### Exercise instructions
Give as output the line that contains "What text is on this page?", followed by every remaining line of the entries, unchanged and with nothing added.

### Dataset extract
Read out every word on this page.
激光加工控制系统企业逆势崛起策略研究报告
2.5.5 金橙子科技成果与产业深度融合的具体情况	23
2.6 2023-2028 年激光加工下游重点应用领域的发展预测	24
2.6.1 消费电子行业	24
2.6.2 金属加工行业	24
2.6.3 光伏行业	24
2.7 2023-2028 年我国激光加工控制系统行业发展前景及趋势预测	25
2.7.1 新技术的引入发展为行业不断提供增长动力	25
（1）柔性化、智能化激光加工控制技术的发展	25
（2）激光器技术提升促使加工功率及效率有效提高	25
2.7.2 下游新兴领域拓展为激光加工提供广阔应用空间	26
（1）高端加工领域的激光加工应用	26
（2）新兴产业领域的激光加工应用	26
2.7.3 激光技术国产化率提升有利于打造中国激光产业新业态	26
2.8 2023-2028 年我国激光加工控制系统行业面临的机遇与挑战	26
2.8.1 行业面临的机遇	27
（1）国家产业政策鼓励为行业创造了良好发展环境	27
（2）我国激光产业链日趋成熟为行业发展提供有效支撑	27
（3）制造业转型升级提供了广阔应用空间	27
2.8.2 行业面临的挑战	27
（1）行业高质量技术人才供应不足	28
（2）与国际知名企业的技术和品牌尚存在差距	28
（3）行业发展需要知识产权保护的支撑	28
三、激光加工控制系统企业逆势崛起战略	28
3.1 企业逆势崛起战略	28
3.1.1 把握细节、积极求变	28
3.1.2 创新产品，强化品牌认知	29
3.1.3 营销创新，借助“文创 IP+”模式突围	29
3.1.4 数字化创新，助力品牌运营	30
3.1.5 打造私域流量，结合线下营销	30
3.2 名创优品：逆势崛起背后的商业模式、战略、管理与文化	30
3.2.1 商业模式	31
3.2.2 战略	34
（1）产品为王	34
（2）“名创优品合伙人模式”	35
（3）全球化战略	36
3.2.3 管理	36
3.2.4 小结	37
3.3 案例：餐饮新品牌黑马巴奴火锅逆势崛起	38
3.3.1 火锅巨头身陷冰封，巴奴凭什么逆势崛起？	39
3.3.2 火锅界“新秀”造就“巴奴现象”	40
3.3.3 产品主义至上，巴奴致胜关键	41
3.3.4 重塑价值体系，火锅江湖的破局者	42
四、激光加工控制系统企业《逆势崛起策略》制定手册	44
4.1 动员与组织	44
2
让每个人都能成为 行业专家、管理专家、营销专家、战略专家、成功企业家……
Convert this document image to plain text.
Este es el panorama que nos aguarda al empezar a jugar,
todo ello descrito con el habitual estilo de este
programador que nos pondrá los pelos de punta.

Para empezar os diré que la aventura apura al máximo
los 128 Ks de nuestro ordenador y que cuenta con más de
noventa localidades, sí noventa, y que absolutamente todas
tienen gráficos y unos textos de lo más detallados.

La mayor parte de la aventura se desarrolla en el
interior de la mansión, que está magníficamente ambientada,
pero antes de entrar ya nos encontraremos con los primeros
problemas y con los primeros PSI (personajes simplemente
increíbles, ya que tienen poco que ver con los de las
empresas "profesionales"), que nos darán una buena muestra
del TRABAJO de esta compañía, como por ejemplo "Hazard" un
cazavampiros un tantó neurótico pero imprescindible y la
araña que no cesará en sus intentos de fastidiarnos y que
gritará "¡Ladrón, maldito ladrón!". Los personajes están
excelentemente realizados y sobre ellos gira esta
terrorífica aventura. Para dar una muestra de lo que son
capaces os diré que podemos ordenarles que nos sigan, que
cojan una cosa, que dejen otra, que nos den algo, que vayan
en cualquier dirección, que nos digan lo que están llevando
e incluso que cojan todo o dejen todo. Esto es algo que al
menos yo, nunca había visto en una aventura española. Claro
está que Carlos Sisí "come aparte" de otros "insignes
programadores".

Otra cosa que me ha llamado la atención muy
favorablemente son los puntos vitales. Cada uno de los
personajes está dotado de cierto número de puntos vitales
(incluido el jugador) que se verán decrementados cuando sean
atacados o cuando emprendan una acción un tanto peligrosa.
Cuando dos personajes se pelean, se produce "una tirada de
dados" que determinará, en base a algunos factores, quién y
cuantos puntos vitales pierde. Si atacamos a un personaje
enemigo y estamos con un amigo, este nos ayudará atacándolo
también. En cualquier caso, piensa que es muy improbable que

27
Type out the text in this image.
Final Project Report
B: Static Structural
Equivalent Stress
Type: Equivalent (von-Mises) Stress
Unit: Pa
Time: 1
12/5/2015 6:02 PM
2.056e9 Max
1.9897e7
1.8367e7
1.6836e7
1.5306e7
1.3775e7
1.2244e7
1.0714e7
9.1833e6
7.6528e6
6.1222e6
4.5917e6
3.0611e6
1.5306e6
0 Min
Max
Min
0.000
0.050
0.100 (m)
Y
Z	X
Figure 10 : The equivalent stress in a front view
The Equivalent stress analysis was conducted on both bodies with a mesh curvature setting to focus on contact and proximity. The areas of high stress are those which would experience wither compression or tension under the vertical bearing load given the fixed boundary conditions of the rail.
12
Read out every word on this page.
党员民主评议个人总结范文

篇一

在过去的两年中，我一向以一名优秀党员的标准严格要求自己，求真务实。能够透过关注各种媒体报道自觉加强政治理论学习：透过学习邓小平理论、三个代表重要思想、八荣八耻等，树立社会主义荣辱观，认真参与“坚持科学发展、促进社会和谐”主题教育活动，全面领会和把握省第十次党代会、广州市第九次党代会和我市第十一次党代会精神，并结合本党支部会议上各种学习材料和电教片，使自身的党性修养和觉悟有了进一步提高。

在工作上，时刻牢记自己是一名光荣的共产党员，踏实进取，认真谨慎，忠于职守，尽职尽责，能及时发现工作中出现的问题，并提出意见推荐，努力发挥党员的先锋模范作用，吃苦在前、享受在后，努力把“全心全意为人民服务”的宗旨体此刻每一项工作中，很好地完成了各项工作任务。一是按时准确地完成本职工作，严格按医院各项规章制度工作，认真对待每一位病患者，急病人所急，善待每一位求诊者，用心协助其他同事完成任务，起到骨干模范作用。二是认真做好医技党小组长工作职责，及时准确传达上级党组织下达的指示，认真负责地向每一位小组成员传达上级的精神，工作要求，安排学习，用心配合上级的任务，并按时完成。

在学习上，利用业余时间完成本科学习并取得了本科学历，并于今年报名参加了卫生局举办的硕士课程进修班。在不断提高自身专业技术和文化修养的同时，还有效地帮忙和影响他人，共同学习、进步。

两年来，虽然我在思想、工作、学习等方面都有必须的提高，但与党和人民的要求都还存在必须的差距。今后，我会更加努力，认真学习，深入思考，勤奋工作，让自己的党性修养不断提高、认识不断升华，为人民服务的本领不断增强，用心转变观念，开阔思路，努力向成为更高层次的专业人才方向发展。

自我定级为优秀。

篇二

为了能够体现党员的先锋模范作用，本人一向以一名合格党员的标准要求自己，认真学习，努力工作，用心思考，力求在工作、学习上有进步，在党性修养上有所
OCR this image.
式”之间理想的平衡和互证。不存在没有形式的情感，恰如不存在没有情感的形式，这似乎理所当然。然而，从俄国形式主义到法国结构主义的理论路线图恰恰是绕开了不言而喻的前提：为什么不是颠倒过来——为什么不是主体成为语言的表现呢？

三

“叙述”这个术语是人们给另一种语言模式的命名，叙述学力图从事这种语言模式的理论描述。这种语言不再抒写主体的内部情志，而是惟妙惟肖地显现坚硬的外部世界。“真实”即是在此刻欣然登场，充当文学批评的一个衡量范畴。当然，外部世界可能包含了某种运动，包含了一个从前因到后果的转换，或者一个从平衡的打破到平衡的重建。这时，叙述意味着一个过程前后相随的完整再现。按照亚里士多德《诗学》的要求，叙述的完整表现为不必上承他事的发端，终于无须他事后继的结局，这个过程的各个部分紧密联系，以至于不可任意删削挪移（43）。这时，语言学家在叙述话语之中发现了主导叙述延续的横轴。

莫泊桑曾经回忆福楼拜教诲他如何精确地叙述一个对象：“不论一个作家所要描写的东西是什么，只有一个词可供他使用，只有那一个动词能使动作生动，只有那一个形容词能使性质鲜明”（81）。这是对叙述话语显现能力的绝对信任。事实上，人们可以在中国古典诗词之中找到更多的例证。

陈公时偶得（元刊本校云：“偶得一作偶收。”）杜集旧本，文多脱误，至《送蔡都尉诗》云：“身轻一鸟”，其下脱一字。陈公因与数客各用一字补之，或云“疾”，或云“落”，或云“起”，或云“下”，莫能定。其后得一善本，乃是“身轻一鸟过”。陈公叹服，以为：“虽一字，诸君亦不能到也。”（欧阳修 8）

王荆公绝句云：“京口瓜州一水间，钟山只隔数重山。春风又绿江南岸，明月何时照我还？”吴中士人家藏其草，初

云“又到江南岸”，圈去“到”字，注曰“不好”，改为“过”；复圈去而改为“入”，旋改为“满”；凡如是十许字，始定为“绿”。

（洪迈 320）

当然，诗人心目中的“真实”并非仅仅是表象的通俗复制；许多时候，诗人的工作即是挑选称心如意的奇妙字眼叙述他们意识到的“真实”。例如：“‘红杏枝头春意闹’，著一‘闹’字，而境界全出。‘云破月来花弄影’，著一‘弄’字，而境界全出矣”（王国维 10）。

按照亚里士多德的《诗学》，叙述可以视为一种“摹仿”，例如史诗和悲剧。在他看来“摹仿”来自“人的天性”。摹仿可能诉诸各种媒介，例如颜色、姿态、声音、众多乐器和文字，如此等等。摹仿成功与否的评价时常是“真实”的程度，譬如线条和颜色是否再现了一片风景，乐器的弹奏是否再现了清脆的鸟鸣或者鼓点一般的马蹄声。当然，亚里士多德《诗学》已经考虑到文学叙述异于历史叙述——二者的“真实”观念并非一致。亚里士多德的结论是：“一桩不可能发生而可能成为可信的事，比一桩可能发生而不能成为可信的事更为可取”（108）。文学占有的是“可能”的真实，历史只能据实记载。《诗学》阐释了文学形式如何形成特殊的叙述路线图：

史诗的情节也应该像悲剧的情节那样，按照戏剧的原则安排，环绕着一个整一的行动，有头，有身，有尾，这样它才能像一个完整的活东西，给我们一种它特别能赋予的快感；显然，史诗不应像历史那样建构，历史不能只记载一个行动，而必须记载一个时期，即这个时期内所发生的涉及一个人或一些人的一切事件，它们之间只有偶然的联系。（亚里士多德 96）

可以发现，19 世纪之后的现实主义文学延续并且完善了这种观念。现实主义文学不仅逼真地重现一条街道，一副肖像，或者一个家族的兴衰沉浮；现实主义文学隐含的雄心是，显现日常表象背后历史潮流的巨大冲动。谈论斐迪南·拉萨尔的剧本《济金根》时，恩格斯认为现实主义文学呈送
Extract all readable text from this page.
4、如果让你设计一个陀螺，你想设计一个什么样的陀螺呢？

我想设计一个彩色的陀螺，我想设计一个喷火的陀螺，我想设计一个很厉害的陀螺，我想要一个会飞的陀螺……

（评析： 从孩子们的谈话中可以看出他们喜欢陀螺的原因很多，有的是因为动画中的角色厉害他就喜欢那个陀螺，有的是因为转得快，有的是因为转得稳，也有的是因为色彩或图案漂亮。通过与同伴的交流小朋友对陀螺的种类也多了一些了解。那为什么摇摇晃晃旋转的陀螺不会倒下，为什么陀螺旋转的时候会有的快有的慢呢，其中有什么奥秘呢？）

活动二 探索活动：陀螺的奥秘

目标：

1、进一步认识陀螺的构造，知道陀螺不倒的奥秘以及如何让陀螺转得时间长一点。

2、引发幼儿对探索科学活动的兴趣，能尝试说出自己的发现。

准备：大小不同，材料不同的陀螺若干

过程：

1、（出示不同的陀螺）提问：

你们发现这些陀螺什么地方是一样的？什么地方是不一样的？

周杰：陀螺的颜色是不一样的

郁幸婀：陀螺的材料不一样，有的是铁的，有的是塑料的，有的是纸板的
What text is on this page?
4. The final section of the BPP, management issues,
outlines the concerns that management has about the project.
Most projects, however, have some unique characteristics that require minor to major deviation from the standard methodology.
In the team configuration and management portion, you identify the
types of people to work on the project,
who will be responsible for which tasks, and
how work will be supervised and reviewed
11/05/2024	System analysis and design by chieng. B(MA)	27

### Solution
What text is on this page?
4. The final section of the BPP, management issues,
outlines the concerns that management has about the project.
Most projects, however, have some unique characteristics that require minor to major deviation from the standard methodology.
In the team configuration and management portion, you identify the
types of people to work on the project,
who will be responsible for which tasks, and
how work will be supervised and reviewed
11/05/2024	System analysis and design by chieng. B(MA)	27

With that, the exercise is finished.